▸ Exercise details
Which lines in the records below contain the word "text"? Copy each one out.

▸ Entries supplied
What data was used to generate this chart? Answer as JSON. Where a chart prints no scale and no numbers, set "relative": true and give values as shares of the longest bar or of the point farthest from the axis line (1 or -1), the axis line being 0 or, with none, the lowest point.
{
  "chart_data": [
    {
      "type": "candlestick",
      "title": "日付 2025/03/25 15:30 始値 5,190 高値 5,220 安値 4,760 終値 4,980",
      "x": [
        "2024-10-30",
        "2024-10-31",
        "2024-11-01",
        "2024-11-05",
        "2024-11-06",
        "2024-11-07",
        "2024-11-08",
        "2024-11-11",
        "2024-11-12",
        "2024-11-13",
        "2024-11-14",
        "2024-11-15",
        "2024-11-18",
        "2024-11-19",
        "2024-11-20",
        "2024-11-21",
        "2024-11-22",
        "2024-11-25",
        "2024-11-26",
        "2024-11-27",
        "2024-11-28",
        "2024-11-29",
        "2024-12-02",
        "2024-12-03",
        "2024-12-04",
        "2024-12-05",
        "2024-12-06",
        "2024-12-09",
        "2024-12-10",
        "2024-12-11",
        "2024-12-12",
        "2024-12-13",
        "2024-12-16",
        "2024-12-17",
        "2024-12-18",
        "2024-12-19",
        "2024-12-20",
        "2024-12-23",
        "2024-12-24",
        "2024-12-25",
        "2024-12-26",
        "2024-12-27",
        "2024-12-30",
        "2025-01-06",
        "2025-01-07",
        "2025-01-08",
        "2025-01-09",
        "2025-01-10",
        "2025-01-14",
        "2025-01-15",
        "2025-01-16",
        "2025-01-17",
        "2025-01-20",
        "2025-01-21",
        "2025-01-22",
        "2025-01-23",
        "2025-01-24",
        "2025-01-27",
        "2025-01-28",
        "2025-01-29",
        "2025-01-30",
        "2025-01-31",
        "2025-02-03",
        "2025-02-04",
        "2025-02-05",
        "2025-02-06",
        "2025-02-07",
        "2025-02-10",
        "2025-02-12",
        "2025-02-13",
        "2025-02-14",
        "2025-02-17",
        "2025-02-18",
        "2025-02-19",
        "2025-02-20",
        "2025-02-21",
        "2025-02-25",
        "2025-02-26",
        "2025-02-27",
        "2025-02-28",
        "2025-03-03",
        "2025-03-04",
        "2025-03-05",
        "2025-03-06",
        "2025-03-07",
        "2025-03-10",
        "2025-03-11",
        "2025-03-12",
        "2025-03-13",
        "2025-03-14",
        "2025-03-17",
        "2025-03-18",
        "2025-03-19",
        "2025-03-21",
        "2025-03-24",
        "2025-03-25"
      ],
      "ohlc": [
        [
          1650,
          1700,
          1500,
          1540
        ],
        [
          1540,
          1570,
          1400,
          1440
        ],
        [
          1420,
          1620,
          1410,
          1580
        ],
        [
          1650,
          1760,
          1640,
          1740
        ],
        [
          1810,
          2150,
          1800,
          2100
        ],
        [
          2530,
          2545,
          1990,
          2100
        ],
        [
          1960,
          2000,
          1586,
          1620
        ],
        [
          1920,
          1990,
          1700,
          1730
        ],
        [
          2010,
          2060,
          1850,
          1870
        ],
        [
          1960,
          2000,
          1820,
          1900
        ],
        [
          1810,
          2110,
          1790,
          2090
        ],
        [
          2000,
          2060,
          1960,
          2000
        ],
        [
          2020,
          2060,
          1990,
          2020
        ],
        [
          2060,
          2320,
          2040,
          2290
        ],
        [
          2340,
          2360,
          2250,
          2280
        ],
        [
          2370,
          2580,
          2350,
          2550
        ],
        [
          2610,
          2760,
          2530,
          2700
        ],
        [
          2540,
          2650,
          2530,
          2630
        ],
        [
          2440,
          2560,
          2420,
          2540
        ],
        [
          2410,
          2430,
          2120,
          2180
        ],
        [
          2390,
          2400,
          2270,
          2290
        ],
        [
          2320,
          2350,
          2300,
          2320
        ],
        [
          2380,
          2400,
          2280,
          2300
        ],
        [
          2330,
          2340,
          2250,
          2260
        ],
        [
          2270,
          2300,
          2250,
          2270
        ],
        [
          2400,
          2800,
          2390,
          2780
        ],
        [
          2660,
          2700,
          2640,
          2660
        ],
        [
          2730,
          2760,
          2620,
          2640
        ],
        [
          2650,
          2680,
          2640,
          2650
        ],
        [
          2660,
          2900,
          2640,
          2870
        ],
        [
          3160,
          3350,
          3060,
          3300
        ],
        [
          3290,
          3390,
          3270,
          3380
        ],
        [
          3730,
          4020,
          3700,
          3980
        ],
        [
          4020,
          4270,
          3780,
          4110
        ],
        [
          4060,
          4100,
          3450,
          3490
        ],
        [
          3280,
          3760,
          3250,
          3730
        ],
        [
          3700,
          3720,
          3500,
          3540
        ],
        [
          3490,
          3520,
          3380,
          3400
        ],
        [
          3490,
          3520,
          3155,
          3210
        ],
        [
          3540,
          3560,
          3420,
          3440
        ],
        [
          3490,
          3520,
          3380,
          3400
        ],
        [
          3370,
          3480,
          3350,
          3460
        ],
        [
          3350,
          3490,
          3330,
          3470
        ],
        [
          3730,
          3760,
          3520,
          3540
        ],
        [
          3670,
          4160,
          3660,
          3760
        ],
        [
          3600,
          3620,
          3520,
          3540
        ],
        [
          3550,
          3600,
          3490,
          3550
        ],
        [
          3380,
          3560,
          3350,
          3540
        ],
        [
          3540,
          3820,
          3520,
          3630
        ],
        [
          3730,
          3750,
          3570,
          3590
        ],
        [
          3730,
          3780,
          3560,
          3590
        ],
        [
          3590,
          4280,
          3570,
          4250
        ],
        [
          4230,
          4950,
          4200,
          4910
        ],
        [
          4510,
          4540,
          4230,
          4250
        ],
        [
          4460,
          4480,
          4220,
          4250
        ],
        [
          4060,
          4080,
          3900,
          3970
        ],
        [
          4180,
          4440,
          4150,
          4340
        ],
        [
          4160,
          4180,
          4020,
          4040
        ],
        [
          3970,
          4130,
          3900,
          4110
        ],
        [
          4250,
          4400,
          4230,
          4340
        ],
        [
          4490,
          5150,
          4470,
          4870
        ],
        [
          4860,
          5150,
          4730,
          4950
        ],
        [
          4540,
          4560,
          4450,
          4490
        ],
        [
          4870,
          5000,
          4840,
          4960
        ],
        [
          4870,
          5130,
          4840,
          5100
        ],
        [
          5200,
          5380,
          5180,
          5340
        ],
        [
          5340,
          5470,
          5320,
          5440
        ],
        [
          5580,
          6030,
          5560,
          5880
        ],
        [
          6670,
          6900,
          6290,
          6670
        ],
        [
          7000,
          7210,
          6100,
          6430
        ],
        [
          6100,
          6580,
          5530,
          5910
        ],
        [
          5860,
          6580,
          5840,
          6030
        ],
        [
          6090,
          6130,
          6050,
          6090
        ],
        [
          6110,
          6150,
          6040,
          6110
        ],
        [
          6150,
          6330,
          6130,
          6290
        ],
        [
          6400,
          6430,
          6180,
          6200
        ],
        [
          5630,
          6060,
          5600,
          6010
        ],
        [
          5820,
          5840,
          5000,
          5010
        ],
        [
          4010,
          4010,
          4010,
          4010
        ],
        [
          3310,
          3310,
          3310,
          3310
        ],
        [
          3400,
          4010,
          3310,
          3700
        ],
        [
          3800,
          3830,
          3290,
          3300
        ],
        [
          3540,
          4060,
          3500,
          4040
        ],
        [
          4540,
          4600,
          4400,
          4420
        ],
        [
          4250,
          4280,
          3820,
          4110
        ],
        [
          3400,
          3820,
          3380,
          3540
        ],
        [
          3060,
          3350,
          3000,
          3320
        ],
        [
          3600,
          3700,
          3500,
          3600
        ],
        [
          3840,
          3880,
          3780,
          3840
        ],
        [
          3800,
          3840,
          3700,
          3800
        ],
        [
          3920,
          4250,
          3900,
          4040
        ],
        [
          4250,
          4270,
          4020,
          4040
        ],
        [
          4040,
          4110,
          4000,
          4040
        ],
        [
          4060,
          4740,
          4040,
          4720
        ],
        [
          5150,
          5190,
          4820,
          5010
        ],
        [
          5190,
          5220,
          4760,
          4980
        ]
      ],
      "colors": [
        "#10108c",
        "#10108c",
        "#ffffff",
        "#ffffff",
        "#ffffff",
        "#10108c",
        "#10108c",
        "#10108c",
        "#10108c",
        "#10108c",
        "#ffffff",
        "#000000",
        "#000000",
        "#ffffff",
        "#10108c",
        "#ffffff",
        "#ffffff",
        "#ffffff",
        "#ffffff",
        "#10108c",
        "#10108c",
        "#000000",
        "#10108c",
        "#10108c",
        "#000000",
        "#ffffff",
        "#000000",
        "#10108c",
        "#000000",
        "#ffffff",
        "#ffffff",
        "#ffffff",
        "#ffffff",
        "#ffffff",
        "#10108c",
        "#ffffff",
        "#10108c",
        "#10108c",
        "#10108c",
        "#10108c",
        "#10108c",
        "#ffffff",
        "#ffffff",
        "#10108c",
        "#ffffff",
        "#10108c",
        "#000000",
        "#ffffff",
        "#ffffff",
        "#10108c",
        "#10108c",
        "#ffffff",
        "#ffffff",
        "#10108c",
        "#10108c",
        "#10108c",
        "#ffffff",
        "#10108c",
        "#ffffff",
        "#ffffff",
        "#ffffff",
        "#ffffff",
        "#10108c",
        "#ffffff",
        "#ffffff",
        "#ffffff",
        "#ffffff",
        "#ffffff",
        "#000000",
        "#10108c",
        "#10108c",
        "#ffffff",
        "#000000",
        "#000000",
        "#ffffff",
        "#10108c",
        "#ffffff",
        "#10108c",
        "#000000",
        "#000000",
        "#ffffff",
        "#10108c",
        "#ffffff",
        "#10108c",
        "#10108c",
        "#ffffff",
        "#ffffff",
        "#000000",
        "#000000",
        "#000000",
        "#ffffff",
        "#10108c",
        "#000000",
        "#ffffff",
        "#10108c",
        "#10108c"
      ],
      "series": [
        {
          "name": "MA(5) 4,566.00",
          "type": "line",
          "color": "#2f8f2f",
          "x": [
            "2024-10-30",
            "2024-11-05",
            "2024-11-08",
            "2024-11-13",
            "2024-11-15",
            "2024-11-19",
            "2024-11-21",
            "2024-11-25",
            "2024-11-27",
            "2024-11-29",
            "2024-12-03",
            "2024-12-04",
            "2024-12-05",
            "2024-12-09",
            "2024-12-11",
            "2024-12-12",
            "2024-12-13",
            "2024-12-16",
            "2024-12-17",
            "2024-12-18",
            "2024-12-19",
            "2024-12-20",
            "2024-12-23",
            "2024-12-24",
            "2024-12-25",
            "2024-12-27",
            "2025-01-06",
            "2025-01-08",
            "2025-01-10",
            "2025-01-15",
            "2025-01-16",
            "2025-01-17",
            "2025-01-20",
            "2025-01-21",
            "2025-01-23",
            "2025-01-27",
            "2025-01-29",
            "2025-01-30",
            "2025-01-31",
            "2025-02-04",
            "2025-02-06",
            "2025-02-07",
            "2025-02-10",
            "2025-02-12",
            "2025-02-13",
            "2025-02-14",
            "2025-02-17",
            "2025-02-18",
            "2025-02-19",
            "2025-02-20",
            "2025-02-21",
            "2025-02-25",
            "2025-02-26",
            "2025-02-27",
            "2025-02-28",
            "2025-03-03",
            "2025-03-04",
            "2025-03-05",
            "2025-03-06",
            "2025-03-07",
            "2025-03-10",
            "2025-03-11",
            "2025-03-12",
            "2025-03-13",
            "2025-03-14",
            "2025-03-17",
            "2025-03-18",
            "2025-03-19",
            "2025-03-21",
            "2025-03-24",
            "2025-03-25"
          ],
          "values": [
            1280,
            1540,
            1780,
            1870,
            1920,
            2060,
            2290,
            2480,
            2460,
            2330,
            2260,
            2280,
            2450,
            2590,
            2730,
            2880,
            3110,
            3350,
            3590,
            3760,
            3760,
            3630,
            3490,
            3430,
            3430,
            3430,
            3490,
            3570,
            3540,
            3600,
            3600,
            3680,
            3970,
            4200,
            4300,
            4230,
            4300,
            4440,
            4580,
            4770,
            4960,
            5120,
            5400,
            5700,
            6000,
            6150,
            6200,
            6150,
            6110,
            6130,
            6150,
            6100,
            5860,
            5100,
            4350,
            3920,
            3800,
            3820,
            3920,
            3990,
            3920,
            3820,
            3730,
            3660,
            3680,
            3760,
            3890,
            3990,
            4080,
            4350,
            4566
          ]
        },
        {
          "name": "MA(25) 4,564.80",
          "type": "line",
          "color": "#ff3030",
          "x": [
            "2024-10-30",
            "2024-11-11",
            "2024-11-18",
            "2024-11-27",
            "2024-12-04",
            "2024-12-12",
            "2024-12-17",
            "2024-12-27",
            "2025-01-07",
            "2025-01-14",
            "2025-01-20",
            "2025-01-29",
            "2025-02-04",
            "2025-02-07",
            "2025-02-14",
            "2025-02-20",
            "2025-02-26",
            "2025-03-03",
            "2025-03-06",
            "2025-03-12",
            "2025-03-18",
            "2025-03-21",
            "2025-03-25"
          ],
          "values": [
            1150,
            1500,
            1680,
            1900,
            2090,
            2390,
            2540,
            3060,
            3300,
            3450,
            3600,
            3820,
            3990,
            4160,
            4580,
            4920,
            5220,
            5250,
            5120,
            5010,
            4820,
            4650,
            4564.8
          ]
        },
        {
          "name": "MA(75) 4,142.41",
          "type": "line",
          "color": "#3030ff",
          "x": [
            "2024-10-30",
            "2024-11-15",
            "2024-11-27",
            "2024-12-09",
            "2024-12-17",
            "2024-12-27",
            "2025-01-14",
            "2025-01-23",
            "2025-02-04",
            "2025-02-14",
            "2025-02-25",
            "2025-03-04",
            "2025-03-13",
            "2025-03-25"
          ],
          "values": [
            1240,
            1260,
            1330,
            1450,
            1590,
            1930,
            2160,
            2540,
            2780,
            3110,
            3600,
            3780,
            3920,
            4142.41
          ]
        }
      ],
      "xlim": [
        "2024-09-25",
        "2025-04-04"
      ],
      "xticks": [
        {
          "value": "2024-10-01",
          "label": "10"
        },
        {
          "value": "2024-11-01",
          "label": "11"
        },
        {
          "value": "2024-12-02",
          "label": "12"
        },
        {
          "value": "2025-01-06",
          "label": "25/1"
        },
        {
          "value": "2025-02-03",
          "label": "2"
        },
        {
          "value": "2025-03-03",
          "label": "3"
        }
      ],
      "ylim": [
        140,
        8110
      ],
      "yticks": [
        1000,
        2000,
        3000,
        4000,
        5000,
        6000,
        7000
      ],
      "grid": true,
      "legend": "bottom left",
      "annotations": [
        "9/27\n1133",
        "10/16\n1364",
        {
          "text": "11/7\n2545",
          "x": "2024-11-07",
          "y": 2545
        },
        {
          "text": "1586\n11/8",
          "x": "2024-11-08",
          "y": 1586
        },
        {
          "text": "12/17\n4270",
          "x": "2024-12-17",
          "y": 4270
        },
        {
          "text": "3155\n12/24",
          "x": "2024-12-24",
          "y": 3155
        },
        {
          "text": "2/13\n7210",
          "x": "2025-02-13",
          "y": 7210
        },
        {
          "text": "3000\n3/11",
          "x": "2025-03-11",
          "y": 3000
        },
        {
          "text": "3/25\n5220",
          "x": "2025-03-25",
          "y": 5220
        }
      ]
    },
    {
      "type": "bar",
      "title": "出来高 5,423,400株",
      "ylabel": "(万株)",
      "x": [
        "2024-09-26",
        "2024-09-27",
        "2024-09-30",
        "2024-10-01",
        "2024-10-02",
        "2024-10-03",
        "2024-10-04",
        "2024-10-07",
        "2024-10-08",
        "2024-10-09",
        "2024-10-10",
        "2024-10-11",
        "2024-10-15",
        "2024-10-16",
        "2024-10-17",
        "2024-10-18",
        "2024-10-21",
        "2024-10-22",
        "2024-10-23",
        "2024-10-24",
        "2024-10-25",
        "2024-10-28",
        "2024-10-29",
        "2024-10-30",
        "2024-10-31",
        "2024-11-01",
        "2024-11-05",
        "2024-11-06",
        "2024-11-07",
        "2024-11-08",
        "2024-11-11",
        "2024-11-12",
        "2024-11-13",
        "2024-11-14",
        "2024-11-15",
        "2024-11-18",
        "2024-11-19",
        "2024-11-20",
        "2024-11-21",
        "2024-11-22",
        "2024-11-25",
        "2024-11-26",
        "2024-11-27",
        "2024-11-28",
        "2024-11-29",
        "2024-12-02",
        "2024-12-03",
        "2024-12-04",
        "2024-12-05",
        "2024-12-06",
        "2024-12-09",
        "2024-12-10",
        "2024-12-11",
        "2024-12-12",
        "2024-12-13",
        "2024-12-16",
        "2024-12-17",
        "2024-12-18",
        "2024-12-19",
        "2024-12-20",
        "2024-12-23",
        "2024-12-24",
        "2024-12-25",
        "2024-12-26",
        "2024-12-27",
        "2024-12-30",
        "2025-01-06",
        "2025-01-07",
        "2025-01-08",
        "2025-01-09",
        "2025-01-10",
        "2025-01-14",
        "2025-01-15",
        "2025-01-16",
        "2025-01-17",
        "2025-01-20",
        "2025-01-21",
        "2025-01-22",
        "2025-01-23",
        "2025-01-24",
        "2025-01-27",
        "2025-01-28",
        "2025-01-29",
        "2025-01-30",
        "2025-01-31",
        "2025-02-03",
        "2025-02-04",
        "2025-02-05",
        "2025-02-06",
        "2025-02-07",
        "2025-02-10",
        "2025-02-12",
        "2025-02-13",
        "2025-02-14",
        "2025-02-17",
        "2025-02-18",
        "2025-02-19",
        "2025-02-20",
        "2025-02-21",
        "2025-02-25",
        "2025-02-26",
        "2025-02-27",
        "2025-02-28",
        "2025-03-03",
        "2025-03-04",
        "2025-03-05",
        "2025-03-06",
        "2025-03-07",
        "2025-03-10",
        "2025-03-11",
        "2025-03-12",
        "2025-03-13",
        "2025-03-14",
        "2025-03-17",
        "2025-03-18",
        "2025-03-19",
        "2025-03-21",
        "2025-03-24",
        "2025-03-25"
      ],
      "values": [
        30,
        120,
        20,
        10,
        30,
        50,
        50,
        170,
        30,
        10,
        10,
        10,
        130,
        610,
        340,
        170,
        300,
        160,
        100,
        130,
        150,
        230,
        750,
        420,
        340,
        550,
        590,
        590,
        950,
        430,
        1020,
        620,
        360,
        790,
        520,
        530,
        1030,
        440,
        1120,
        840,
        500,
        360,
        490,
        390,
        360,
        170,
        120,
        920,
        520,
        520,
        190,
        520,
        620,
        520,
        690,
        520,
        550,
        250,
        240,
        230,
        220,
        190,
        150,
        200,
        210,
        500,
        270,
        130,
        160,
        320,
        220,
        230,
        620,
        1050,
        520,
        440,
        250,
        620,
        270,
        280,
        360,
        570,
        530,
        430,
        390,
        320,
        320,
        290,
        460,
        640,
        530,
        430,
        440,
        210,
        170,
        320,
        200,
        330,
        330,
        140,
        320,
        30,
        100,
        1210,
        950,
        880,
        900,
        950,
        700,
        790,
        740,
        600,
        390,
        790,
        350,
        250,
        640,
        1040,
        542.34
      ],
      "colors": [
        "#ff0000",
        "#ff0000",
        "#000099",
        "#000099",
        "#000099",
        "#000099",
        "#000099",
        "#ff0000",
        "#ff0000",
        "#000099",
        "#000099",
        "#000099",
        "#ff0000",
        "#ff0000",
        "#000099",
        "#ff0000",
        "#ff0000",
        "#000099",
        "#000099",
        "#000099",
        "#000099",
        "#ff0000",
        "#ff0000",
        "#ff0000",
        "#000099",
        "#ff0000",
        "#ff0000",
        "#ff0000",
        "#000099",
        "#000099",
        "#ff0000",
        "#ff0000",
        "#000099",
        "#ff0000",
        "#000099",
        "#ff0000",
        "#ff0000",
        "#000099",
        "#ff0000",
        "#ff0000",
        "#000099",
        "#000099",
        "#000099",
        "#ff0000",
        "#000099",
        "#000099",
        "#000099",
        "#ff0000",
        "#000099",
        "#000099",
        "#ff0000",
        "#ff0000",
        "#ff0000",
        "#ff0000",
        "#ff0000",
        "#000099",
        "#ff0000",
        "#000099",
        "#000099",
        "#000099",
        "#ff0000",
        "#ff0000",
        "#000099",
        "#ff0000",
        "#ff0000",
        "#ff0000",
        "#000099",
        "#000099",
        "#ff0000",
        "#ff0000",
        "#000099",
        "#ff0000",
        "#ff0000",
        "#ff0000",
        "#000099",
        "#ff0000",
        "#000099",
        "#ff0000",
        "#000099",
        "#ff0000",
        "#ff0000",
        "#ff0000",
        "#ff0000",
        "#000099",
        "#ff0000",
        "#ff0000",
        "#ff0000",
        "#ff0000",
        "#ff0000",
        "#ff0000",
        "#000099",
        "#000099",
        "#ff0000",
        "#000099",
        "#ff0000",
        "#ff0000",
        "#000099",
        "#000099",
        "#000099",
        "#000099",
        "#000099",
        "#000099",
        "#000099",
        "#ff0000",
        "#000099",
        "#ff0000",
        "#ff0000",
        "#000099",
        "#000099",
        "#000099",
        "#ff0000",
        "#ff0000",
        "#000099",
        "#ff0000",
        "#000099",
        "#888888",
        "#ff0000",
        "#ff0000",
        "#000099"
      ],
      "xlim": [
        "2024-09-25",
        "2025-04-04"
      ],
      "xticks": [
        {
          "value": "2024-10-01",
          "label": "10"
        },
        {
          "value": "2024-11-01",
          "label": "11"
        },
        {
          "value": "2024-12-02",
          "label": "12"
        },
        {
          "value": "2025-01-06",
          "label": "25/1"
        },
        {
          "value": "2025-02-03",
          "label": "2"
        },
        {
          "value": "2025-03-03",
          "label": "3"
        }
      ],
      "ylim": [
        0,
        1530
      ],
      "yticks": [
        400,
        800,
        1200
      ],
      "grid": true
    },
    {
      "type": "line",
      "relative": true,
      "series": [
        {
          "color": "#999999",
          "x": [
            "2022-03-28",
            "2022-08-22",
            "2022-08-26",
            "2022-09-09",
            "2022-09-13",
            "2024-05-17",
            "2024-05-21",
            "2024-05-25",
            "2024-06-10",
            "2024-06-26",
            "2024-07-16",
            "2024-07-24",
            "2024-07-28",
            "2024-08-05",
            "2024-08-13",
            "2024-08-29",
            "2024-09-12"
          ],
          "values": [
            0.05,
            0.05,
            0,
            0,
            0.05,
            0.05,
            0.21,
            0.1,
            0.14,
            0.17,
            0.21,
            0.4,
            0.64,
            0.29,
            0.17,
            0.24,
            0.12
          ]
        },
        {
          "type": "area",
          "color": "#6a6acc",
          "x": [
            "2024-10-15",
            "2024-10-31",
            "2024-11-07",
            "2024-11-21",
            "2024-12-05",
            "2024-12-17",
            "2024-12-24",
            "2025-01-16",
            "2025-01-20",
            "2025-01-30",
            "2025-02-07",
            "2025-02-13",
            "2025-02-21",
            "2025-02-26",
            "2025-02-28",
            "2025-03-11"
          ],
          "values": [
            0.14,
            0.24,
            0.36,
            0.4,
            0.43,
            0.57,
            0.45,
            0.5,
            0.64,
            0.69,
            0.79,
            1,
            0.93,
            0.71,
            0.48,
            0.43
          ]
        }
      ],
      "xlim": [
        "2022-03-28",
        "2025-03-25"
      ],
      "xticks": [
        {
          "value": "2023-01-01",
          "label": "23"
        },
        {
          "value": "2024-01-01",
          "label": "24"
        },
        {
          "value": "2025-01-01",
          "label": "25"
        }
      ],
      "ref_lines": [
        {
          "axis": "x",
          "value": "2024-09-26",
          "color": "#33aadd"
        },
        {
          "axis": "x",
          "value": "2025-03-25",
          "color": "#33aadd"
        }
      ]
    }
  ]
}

▸ Solved problem
          "text": "11/7\n2545",
          "text": "1586\n11/8",
          "text": "12/17\n4270",
          "text": "3155\n12/24",
          "text": "2/13\n7210",
          "text": "3000\n3/11",
          "text": "3/25\n5220",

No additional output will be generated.